TASK STATEMENT
Each entry should be quoted word for word, including every mark of punctuation.

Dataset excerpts

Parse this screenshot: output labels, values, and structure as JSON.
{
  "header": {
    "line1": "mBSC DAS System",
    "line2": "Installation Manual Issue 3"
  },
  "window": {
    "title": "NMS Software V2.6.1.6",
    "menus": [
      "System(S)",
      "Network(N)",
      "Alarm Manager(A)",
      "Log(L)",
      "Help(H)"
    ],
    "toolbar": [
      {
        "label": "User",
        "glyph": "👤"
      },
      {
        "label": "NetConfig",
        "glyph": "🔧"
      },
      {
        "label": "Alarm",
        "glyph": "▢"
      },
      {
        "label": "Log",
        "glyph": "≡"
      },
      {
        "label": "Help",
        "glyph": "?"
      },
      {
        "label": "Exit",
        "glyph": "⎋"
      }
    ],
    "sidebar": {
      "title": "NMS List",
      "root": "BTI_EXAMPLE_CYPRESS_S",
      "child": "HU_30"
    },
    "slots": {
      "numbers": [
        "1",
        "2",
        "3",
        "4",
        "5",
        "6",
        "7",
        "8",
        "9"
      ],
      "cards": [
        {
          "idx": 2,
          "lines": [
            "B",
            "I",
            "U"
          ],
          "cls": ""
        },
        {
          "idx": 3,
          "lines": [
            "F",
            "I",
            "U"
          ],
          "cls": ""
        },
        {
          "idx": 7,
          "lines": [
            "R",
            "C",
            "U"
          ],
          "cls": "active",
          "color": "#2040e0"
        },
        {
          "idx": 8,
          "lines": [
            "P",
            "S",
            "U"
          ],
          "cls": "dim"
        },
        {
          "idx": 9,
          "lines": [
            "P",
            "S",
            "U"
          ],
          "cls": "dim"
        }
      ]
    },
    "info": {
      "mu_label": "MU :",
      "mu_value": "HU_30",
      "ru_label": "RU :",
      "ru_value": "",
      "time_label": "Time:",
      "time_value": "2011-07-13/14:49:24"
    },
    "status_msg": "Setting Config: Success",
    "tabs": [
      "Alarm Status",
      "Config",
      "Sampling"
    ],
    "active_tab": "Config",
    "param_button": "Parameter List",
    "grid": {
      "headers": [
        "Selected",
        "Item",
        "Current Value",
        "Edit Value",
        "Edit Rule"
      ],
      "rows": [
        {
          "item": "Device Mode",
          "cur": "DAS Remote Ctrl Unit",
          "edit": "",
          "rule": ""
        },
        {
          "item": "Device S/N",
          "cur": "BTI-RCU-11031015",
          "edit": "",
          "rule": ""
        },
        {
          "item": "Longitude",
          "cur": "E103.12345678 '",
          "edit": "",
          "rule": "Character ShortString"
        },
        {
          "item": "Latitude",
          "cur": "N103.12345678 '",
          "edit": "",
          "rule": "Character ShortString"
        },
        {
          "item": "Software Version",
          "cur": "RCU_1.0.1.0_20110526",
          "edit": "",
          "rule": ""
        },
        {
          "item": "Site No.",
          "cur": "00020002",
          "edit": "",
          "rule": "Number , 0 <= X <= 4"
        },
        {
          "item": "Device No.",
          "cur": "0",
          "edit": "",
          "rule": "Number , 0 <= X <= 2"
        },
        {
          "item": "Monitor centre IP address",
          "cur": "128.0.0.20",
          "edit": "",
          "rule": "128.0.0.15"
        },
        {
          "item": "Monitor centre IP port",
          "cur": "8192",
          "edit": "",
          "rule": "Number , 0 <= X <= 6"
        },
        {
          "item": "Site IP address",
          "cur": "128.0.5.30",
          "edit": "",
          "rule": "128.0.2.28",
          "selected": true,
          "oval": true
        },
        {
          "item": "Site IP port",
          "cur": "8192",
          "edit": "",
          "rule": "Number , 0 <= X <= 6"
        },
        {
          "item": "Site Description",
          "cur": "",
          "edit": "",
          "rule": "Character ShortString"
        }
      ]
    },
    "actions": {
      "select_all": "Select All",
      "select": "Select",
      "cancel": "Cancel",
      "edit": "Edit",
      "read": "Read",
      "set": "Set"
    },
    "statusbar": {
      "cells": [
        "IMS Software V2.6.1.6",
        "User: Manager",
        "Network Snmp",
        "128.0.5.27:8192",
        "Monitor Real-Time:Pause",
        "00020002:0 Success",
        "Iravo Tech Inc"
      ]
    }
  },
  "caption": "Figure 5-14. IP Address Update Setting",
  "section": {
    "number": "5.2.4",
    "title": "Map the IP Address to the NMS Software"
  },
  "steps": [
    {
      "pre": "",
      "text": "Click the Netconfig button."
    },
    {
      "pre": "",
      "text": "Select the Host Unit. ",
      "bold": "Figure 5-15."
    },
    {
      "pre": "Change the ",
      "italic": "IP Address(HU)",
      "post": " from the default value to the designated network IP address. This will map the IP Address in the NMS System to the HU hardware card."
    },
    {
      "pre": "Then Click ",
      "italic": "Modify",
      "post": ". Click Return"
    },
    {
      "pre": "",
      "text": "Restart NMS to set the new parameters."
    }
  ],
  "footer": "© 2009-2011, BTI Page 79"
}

RESPONSE TO THIS TASK
Parse this screenshot: output labels, values, and structure as JSON.
{
  "header": {
    "line1": "mBSC DAS System",
    "line2": "Installation Manual Issue 3"
  },
  "window": {
    "title": "NMS Software V2.6.1.6",
    "menus": [
      "System(S)",
      "Network(N)",
      "Alarm Manager(A)",
      "Log(L)",
      "Help(H)"
    ],
    "toolbar": [
      {
        "label": "User",
        "glyph": "👤"
      },
      {
        "label": "NetConfig",
        "glyph": "🔧"
      },
      {
        "label": "Alarm",
        "glyph": "▢"
      },
      {
        "label": "Log",
        "glyph": "≡"
      },
      {
        "label": "Help",
        "glyph": "?"
      },
      {
        "label": "Exit",
        "glyph": "⎋"
      }
    ],
    "sidebar": {
      "title": "NMS List",
      "root": "BTI_EXAMPLE_CYPRESS_S",
      "child": "HU_30"
    },
    "slots": {
      "numbers": [
        "1",
        "2",
        "3",
        "4",
        "5",
        "6",
        "7",
        "8",
        "9"
      ],
      "cards": [
        {
          "idx": 2,
          "lines": [
            "B",
            "I",
            "U"
          ],
          "cls": ""
        },
        {
          "idx": 3,
          "lines": [
            "F",
            "I",
            "U"
          ],
          "cls": ""
        },
        {
          "idx": 7,
          "lines": [
            "R",
            "C",
            "U"
          ],
          "cls": "active",
          "color": "#2040e0"
        },
        {
          "idx": 8,
          "lines": [
            "P",
            "S",
            "U"
          ],
          "cls": "dim"
        },
        {
          "idx": 9,
          "lines": [
            "P",
            "S",
            "U"
          ],
          "cls": "dim"
        }
      ]
    },
    "info": {
      "mu_label": "MU :",
      "mu_value": "HU_30",
      "ru_label": "RU :",
      "ru_value": "",
      "time_label": "Time:",
      "time_value": "2011-07-13/14:49:24"
    },
    "status_msg": "Setting Config: Success",
    "tabs": [
      "Alarm Status",
      "Config",
      "Sampling"
    ],
    "active_tab": "Config",
    "param_button": "Parameter List",
    "grid": {
      "headers": [
        "Selected",
        "Item",
        "Current Value",
        "Edit Value",
        "Edit Rule"
      ],
      "rows": [
        {
          "item": "Device Mode",
          "cur": "DAS Remote Ctrl Unit",
          "edit": "",
          "rule": ""
        },
        {
          "item": "Device S/N",
          "cur": "BTI-RCU-11031015",
          "edit": "",
          "rule": ""
        },
        {
          "item": "Longitude",
          "cur": "E103.12345678 '",
          "edit": "",
          "rule": "Character ShortString"
        },
        {
          "item": "Latitude",
          "cur": "N103.12345678 '",
          "edit": "",
          "rule": "Character ShortString"
        },
        {
          "item": "Software Version",
          "cur": "RCU_1.0.1.0_20110526",
          "edit": "",
          "rule": ""
        },
        {
          "item": "Site No.",
          "cur": "00020002",
          "edit": "",
          "rule": "Number , 0 <= X <= 4"
        },
        {
          "item": "Device No.",
          "cur": "0",
          "edit": "",
          "rule": "Number , 0 <= X <= 2"
        },
        {
          "item": "Monitor centre IP address",
          "cur": "128.0.0.20",
          "edit": "",
          "rule": "128.0.0.15"
        },
        {
          "item": "Monitor centre IP port",
          "cur": "8192",
          "edit": "",
          "rule": "Number , 0 <= X <= 6"
        },
        {
          "item": "Site IP address",
          "cur": "128.0.5.30",
          "edit": "",
          "rule": "128.0.2.28",
          "selected": true,
          "oval": true
        },
        {
          "item": "Site IP port",
          "cur": "8192",
          "edit": "",
          "rule": "Number , 0 <= X <= 6"
        },
        {
          "item": "Site Description",
          "cur": "",
          "edit": "",
          "rule": "Character ShortString"
        }
      ]
    },
    "actions": {
      "select_all": "Select All",
      "select": "Select",
      "cancel": "Cancel",
      "edit": "Edit",
      "read": "Read",
      "set": "Set"
    },
    "statusbar": {
      "cells": [
        "IMS Software V2.6.1.6",
        "User: Manager",
        "Network Snmp",
        "128.0.5.27:8192",
        "Monitor Real-Time:Pause",
        "00020002:0 Success",
        "Iravo Tech Inc"
      ]
    }
  },
  "caption": "Figure 5-14. IP Address Update Setting",
  "section": {
    "number": "5.2.4",
    "title": "Map the IP Address to the NMS Software"
  },
  "steps": [
    {
      "pre": "",
      "text": "Click the Netconfig button."
    },
    {
      "pre": "",
      "text": "Select the Host Unit. ",
      "bold": "Figure 5-15."
    },
    {
      "pre": "Change the ",
      "italic": "IP Address(HU)",
      "post": " from the default value to the designated network IP address. This will map the IP Address in the NMS System to the HU hardware card."
    },
    {
      "pre": "Then Click ",
      "italic": "Modify",
      "post": ". Click Return"
    },
    {
      "pre": "",
      "text": "Restart NMS to set the new parameters."
    }
  ],
  "footer": "© 2009-2011, BTI Page 79"
}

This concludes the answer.